__SET EXERCISE__:
Reproduce the data below verbatim, starting at the line that contains "For every button, label, input, icon, or" and ending with the line that contains "code-string: 'Hallo ctrl+o'", both included.

##### TASK MATERIAL

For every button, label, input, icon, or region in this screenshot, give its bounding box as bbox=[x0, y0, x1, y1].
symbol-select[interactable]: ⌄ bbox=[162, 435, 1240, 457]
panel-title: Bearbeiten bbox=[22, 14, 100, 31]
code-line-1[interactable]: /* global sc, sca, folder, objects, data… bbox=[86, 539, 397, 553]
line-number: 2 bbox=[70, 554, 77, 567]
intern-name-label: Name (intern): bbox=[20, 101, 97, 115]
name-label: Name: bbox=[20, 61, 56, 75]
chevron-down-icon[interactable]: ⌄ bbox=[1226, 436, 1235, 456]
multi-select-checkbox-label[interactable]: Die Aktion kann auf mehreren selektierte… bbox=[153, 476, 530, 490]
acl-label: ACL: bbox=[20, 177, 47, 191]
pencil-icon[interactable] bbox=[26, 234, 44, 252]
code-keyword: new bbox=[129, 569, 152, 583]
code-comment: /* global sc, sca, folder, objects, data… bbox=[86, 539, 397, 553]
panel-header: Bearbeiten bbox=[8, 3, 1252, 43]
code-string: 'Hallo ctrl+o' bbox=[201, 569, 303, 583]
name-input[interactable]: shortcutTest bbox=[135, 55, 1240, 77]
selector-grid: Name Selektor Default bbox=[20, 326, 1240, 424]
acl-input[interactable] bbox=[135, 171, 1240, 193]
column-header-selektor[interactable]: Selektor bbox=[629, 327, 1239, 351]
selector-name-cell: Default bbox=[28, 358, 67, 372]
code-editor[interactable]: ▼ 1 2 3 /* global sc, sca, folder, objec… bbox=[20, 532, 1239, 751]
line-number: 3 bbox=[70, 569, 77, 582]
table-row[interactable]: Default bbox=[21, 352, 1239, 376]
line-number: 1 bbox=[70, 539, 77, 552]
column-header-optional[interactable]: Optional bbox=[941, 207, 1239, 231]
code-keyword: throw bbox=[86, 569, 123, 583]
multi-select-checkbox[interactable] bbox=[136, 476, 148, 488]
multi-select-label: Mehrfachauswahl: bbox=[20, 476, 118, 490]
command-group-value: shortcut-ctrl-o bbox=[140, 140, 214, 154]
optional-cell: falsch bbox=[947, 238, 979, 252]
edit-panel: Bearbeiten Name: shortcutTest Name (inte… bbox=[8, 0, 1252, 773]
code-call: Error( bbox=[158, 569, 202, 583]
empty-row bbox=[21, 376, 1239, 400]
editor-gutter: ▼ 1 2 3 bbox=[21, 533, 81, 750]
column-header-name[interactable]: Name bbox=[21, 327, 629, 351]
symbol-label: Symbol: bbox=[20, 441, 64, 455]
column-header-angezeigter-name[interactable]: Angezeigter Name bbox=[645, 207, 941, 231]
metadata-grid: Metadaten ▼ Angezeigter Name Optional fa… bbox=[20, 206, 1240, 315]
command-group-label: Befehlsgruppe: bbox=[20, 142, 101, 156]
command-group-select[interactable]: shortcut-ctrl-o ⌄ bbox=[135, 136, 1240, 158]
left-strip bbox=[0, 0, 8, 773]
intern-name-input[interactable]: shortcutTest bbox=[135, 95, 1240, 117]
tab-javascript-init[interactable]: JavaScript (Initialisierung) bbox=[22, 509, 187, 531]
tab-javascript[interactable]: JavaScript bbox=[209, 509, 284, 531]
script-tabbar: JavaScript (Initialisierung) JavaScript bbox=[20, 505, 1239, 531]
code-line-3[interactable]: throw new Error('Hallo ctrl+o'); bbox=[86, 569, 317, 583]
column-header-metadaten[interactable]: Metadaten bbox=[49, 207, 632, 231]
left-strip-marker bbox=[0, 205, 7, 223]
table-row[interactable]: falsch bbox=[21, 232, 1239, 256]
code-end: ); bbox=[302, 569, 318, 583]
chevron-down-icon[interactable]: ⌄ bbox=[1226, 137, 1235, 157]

##########
##### TASK MATERIAL

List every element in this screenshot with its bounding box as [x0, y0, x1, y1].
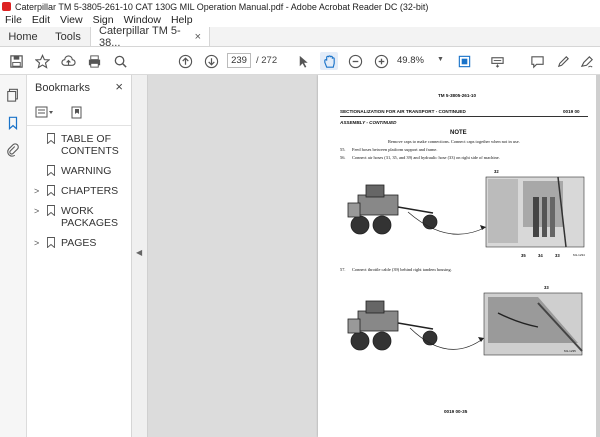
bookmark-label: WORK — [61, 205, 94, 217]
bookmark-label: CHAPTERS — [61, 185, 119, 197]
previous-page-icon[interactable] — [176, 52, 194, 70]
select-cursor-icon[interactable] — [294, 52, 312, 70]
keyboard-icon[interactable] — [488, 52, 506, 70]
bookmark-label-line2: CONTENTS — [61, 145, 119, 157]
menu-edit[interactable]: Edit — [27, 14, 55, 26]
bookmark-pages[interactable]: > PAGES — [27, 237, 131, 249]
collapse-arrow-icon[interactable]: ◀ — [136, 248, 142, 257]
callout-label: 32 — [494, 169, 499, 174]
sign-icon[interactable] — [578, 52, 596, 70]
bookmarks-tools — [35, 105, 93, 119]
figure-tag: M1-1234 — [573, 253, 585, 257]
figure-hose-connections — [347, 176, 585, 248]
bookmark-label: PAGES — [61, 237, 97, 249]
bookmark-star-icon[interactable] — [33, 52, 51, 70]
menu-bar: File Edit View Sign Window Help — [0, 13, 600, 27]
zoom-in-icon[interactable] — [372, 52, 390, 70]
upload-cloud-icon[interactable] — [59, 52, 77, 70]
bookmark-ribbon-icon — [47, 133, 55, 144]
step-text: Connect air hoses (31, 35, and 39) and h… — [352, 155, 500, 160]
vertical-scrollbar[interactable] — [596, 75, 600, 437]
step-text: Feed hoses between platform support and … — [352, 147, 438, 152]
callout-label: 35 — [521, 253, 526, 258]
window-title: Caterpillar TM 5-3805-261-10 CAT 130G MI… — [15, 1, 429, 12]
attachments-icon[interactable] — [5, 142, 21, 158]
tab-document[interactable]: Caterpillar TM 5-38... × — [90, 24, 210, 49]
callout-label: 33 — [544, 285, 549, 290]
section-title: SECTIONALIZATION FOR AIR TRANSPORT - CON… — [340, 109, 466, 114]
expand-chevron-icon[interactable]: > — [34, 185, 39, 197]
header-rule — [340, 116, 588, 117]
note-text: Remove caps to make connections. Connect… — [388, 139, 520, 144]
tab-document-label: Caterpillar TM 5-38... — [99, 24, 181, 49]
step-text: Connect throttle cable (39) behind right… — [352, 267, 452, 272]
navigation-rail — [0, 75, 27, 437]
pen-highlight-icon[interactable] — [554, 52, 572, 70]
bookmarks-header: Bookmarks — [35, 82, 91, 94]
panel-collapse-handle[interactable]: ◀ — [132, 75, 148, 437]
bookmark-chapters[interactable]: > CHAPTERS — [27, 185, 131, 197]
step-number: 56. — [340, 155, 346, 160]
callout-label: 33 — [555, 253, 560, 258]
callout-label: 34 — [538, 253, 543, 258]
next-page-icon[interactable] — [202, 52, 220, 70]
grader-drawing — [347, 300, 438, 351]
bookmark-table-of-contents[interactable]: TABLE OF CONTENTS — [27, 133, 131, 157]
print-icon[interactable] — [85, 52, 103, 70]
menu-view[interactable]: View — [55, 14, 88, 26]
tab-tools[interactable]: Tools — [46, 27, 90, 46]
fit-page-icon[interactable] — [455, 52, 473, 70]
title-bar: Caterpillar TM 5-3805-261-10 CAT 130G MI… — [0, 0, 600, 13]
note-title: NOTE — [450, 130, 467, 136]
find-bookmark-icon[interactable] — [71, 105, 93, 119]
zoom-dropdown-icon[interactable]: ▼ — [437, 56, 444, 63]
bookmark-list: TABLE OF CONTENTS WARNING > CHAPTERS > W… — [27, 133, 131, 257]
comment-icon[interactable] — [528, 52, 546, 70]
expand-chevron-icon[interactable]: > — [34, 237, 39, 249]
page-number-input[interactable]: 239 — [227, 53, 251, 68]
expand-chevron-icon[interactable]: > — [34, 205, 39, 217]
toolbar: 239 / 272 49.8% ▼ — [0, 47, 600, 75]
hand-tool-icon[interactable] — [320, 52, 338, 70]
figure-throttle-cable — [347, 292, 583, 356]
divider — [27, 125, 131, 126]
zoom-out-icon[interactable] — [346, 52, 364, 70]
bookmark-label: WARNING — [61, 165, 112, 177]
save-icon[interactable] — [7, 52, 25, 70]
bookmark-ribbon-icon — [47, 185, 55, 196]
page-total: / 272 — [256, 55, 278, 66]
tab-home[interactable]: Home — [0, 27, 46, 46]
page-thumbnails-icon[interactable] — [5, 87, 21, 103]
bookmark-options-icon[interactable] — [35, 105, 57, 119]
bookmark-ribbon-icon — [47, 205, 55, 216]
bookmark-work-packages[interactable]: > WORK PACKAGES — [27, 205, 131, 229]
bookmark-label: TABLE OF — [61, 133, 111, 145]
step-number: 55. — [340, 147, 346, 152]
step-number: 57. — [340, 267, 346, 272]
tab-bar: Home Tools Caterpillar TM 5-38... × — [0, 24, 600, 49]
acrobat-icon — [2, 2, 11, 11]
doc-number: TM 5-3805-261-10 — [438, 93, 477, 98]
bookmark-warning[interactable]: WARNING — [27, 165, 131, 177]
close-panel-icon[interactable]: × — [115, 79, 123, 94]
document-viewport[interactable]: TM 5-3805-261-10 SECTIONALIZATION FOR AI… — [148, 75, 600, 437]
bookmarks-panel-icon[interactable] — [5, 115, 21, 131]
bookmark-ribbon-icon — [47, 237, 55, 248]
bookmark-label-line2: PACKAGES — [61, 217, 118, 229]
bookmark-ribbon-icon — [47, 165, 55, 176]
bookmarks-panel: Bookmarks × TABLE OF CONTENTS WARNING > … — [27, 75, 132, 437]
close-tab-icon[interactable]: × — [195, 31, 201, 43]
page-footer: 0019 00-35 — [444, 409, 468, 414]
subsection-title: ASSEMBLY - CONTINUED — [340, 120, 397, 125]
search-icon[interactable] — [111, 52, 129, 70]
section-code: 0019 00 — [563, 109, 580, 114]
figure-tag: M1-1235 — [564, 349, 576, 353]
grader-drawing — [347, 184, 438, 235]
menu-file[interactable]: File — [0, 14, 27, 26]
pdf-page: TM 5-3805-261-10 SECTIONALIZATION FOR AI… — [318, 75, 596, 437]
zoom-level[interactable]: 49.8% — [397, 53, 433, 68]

##########
##### TASK MATERIAL

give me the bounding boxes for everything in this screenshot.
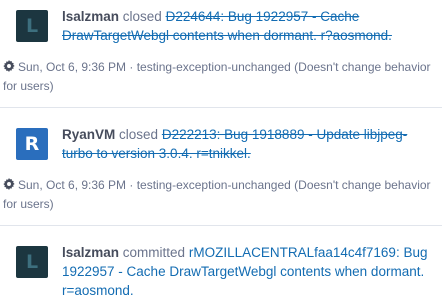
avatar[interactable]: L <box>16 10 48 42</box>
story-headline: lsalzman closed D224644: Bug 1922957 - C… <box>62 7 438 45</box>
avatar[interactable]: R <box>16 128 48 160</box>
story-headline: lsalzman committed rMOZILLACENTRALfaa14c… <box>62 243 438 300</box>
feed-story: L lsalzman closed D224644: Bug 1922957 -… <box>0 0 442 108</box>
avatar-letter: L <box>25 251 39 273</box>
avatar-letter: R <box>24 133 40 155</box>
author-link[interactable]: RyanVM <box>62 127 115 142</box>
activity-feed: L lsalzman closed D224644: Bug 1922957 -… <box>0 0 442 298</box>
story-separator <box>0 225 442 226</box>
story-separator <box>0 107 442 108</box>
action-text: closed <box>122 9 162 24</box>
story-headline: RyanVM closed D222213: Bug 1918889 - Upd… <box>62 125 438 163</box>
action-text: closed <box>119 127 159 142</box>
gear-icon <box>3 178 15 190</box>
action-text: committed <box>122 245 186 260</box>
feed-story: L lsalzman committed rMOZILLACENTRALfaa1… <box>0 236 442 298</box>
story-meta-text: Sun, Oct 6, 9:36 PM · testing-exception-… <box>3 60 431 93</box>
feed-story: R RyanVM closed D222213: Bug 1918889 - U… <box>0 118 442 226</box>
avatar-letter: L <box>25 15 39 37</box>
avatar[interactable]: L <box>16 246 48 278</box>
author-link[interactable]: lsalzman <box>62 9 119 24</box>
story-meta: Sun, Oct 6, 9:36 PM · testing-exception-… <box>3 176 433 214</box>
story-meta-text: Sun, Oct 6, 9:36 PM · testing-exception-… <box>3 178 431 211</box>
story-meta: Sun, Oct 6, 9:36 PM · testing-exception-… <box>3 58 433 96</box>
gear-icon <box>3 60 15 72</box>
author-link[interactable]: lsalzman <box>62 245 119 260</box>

##########

__OUTPUT__:
For every button, label, input, icon, or region in this screenshot, give its bounding box as bbox=[x0, y0, x1, y1].
symbol-select[interactable]: ⌄ bbox=[162, 435, 1240, 457]
panel-title: Bearbeiten bbox=[22, 14, 100, 31]
code-line-1[interactable]: /* global sc, sca, folder, objects, data… bbox=[86, 539, 397, 553]
line-number: 2 bbox=[70, 554, 77, 567]
intern-name-label: Name (intern): bbox=[20, 101, 97, 115]
name-label: Name: bbox=[20, 61, 56, 75]
chevron-down-icon[interactable]: ⌄ bbox=[1226, 436, 1235, 456]
multi-select-checkbox-label[interactable]: Die Aktion kann auf mehreren selektierte… bbox=[153, 476, 530, 490]
acl-label: ACL: bbox=[20, 177, 47, 191]
pencil-icon[interactable] bbox=[26, 234, 44, 252]
code-keyword: new bbox=[129, 569, 152, 583]
code-comment: /* global sc, sca, folder, objects, data… bbox=[86, 539, 397, 553]
panel-header: Bearbeiten bbox=[8, 3, 1252, 43]
code-string: 'Hallo ctrl+o' bbox=[201, 569, 303, 583]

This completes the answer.